• **AIM**:
Send back the records in full, character for character.

Dataset entries
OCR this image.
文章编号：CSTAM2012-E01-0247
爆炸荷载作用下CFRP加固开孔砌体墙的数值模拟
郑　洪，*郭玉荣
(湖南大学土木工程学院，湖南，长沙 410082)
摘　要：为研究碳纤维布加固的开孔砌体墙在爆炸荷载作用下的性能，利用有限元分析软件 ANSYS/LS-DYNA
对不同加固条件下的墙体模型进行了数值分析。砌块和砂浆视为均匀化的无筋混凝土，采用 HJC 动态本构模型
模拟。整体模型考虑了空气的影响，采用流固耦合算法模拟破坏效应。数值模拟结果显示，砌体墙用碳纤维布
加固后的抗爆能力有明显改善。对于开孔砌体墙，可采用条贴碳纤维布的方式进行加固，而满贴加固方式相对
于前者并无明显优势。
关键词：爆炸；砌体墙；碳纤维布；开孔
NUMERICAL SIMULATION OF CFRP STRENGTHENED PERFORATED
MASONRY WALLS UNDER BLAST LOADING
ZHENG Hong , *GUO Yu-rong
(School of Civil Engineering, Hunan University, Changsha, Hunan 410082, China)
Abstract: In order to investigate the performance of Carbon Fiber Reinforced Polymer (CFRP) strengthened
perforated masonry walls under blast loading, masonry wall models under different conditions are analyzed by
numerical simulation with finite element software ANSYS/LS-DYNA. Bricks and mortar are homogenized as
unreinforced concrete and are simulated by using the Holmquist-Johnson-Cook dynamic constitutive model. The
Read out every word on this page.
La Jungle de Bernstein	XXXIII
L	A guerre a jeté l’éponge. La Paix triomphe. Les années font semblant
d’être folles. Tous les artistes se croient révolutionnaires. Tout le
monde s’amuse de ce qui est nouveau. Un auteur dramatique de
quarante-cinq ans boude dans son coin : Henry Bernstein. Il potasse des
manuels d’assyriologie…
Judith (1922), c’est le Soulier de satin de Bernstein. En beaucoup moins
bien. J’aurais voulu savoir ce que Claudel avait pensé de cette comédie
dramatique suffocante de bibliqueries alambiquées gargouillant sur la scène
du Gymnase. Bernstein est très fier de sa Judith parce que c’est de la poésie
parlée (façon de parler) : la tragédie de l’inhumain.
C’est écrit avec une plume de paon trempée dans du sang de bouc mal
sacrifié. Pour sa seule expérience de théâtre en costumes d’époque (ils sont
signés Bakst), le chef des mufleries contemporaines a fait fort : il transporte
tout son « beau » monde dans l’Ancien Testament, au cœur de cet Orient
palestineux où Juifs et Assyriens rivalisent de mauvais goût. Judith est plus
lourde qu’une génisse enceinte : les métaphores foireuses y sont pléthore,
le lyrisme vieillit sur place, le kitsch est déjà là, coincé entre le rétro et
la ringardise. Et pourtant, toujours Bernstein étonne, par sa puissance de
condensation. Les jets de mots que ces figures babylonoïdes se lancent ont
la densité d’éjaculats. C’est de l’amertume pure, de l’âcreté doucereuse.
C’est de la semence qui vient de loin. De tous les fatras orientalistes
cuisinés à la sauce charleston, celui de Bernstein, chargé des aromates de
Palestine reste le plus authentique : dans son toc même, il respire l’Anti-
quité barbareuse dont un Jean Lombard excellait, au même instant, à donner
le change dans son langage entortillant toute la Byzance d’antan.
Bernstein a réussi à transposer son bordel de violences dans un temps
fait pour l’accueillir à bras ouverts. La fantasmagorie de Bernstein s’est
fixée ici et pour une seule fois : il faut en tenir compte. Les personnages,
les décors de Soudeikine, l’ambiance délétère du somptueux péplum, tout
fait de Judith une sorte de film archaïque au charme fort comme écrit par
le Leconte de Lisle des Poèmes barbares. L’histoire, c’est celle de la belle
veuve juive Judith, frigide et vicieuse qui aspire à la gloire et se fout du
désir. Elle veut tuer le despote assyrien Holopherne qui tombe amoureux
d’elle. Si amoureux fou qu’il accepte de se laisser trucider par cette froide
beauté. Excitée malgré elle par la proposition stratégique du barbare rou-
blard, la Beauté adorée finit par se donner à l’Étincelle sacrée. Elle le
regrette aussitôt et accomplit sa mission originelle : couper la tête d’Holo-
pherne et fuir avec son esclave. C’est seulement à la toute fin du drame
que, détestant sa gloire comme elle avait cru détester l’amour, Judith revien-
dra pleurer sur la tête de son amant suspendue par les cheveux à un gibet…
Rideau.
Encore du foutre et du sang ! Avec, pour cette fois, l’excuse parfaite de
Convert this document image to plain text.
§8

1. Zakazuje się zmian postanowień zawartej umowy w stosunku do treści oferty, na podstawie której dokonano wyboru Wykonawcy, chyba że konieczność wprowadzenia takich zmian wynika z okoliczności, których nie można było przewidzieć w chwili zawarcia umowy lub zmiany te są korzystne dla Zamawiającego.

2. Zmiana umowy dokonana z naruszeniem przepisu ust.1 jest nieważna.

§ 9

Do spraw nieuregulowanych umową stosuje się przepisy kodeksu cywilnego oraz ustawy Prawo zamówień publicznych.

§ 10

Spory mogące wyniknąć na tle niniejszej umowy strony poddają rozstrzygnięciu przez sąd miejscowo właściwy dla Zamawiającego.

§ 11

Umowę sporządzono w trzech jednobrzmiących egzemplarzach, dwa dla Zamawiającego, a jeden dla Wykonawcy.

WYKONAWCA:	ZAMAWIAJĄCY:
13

• **CORRECT RESPONSE**:
OCR this image.
文章编号：CSTAM2012-E01-0247
爆炸荷载作用下CFRP加固开孔砌体墙的数值模拟
郑　洪，*郭玉荣
(湖南大学土木工程学院，湖南，长沙 410082)
摘　要：为研究碳纤维布加固的开孔砌体墙在爆炸荷载作用下的性能，利用有限元分析软件 ANSYS/LS-DYNA
对不同加固条件下的墙体模型进行了数值分析。砌块和砂浆视为均匀化的无筋混凝土，采用 HJC 动态本构模型
模拟。整体模型考虑了空气的影响，采用流固耦合算法模拟破坏效应。数值模拟结果显示，砌体墙用碳纤维布
加固后的抗爆能力有明显改善。对于开孔砌体墙，可采用条贴碳纤维布的方式进行加固，而满贴加固方式相对
于前者并无明显优势。
关键词：爆炸；砌体墙；碳纤维布；开孔
NUMERICAL SIMULATION OF CFRP STRENGTHENED PERFORATED
MASONRY WALLS UNDER BLAST LOADING
ZHENG Hong , *GUO Yu-rong
(School of Civil Engineering, Hunan University, Changsha, Hunan 410082, China)
Abstract: In order to investigate the performance of Carbon Fiber Reinforced Polymer (CFRP) strengthened
perforated masonry walls under blast loading, masonry wall models under different conditions are analyzed by
numerical simulation with finite element software ANSYS/LS-DYNA. Bricks and mortar are homogenized as
unreinforced concrete and are simulated by using the Holmquist-Johnson-Cook dynamic constitutive model. The
Read out every word on this page.
La Jungle de Bernstein	XXXIII
L	A guerre a jeté l’éponge. La Paix triomphe. Les années font semblant
d’être folles. Tous les artistes se croient révolutionnaires. Tout le
monde s’amuse de ce qui est nouveau. Un auteur dramatique de
quarante-cinq ans boude dans son coin : Henry Bernstein. Il potasse des
manuels d’assyriologie…
Judith (1922), c’est le Soulier de satin de Bernstein. En beaucoup moins
bien. J’aurais voulu savoir ce que Claudel avait pensé de cette comédie
dramatique suffocante de bibliqueries alambiquées gargouillant sur la scène
du Gymnase. Bernstein est très fier de sa Judith parce que c’est de la poésie
parlée (façon de parler) : la tragédie de l’inhumain.
C’est écrit avec une plume de paon trempée dans du sang de bouc mal
sacrifié. Pour sa seule expérience de théâtre en costumes d’époque (ils sont
signés Bakst), le chef des mufleries contemporaines a fait fort : il transporte
tout son « beau » monde dans l’Ancien Testament, au cœur de cet Orient
palestineux où Juifs et Assyriens rivalisent de mauvais goût. Judith est plus
lourde qu’une génisse enceinte : les métaphores foireuses y sont pléthore,
le lyrisme vieillit sur place, le kitsch est déjà là, coincé entre le rétro et
la ringardise. Et pourtant, toujours Bernstein étonne, par sa puissance de
condensation. Les jets de mots que ces figures babylonoïdes se lancent ont
la densité d’éjaculats. C’est de l’amertume pure, de l’âcreté doucereuse.
C’est de la semence qui vient de loin. De tous les fatras orientalistes
cuisinés à la sauce charleston, celui de Bernstein, chargé des aromates de
Palestine reste le plus authentique : dans son toc même, il respire l’Anti-
quité barbareuse dont un Jean Lombard excellait, au même instant, à donner
le change dans son langage entortillant toute la Byzance d’antan.
Bernstein a réussi à transposer son bordel de violences dans un temps
fait pour l’accueillir à bras ouverts. La fantasmagorie de Bernstein s’est
fixée ici et pour une seule fois : il faut en tenir compte. Les personnages,
les décors de Soudeikine, l’ambiance délétère du somptueux péplum, tout
fait de Judith une sorte de film archaïque au charme fort comme écrit par
le Leconte de Lisle des Poèmes barbares. L’histoire, c’est celle de la belle
veuve juive Judith, frigide et vicieuse qui aspire à la gloire et se fout du
désir. Elle veut tuer le despote assyrien Holopherne qui tombe amoureux
d’elle. Si amoureux fou qu’il accepte de se laisser trucider par cette froide
beauté. Excitée malgré elle par la proposition stratégique du barbare rou-
blard, la Beauté adorée finit par se donner à l’Étincelle sacrée. Elle le
regrette aussitôt et accomplit sa mission originelle : couper la tête d’Holo-
pherne et fuir avec son esclave. C’est seulement à la toute fin du drame
que, détestant sa gloire comme elle avait cru détester l’amour, Judith revien-
dra pleurer sur la tête de son amant suspendue par les cheveux à un gibet…
Rideau.
Encore du foutre et du sang ! Avec, pour cette fois, l’excuse parfaite de
Convert this document image to plain text.
§8

1. Zakazuje się zmian postanowień zawartej umowy w stosunku do treści oferty, na podstawie której dokonano wyboru Wykonawcy, chyba że konieczność wprowadzenia takich zmian wynika z okoliczności, których nie można było przewidzieć w chwili zawarcia umowy lub zmiany te są korzystne dla Zamawiającego.

2. Zmiana umowy dokonana z naruszeniem przepisu ust.1 jest nieważna.

§ 9

Do spraw nieuregulowanych umową stosuje się przepisy kodeksu cywilnego oraz ustawy Prawo zamówień publicznych.

§ 10

Spory mogące wyniknąć na tle niniejszej umowy strony poddają rozstrzygnięciu przez sąd miejscowo właściwy dla Zamawiającego.

§ 11

Umowę sporządzono w trzech jednobrzmiących egzemplarzach, dwa dla Zamawiającego, a jeden dla Wykonawcy.

WYKONAWCA:	ZAMAWIAJĄCY:
13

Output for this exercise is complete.